What is required: Count the lines below that contain the word "from". Give only the number.

Data entries:
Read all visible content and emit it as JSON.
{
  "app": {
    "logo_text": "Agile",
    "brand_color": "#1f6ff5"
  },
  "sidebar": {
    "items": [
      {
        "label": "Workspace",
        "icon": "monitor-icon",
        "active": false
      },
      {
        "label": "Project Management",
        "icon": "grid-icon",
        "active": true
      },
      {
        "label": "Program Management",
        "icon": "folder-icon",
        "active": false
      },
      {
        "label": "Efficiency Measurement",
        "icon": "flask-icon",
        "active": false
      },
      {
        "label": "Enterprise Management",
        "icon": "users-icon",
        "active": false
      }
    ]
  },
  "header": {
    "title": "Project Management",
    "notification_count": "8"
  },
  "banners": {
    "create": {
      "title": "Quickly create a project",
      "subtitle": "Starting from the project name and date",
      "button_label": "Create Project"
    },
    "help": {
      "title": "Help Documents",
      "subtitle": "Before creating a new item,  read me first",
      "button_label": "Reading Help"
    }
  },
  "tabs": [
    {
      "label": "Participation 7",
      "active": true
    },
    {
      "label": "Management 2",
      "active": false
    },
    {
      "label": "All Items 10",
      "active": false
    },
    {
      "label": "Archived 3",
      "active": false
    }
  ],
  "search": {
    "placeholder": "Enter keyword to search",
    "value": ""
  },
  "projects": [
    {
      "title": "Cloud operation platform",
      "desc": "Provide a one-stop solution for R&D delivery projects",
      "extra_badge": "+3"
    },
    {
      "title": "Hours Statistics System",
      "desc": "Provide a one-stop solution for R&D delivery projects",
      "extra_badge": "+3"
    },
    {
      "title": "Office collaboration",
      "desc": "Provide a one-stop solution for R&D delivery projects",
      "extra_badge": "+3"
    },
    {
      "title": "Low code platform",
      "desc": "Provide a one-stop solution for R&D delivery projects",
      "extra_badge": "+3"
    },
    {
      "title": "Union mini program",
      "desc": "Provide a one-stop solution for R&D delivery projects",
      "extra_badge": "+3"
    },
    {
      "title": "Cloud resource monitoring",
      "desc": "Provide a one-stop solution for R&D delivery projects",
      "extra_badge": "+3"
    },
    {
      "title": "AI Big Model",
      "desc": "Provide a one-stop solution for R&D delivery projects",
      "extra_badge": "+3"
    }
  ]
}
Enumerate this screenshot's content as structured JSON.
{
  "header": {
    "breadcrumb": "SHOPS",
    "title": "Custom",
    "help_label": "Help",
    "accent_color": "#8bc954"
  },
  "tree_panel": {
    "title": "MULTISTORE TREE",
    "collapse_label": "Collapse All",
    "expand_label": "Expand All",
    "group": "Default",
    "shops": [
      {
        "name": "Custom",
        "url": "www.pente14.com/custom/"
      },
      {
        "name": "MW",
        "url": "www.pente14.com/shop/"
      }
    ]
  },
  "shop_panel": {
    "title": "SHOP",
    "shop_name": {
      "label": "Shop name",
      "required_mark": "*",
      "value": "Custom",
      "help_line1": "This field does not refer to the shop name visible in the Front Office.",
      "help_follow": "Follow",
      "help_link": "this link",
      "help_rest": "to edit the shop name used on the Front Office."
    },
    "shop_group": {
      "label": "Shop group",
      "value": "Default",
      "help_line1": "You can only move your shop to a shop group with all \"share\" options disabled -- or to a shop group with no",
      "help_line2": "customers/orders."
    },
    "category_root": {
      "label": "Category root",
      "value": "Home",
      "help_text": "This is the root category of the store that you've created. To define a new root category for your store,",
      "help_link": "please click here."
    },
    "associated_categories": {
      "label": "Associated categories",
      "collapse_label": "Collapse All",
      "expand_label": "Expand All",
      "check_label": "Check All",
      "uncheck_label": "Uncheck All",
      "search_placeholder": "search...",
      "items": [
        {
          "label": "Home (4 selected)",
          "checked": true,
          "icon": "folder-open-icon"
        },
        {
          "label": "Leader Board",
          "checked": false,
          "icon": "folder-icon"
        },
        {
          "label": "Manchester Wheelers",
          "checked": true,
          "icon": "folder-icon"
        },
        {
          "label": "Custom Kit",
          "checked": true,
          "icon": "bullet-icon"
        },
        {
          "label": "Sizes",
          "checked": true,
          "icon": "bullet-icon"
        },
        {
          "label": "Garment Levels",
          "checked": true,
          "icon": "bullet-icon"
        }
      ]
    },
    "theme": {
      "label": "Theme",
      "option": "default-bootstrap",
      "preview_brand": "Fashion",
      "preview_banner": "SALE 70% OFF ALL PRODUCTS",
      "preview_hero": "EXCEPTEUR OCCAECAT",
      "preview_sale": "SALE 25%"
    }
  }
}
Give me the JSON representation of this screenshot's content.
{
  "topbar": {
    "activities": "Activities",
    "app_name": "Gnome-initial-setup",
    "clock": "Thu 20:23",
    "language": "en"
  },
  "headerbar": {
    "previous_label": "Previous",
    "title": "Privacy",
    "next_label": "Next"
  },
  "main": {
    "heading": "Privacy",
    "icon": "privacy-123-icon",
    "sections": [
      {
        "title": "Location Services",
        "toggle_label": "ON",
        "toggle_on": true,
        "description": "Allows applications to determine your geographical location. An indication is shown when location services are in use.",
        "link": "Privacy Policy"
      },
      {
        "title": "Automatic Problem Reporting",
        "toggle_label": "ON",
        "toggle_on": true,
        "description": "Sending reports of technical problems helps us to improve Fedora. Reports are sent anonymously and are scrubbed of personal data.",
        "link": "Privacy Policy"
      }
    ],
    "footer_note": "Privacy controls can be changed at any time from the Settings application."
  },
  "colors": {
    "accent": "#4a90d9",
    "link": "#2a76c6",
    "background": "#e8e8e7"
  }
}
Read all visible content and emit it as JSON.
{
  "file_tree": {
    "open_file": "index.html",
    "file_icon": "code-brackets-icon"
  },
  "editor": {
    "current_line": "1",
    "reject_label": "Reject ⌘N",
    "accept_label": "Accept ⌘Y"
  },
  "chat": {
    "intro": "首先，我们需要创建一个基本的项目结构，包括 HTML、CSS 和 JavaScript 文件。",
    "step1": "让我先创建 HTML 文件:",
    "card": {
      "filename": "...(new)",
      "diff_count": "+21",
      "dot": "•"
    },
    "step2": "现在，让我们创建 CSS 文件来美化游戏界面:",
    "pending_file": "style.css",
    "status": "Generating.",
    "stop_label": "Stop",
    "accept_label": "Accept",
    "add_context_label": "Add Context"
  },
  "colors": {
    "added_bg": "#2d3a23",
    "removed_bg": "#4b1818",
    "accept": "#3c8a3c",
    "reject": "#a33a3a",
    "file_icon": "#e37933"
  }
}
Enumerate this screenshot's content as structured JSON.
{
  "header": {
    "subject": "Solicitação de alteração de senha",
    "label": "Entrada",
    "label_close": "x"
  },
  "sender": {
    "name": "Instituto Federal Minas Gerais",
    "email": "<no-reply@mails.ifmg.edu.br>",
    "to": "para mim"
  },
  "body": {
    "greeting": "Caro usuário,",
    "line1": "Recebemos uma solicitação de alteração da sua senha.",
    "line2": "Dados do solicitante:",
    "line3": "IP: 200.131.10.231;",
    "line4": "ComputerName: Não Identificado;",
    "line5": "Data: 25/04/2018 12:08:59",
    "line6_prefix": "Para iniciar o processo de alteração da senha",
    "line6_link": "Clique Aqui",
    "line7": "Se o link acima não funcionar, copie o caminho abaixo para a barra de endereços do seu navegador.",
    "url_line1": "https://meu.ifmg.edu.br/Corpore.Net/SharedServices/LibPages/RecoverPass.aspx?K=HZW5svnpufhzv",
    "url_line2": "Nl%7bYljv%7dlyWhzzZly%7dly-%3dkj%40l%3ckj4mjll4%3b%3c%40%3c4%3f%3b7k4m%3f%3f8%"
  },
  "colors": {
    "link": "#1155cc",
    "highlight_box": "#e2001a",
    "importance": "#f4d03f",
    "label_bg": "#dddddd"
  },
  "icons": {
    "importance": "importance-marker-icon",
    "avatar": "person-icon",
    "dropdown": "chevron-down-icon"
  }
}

Worked answer: 2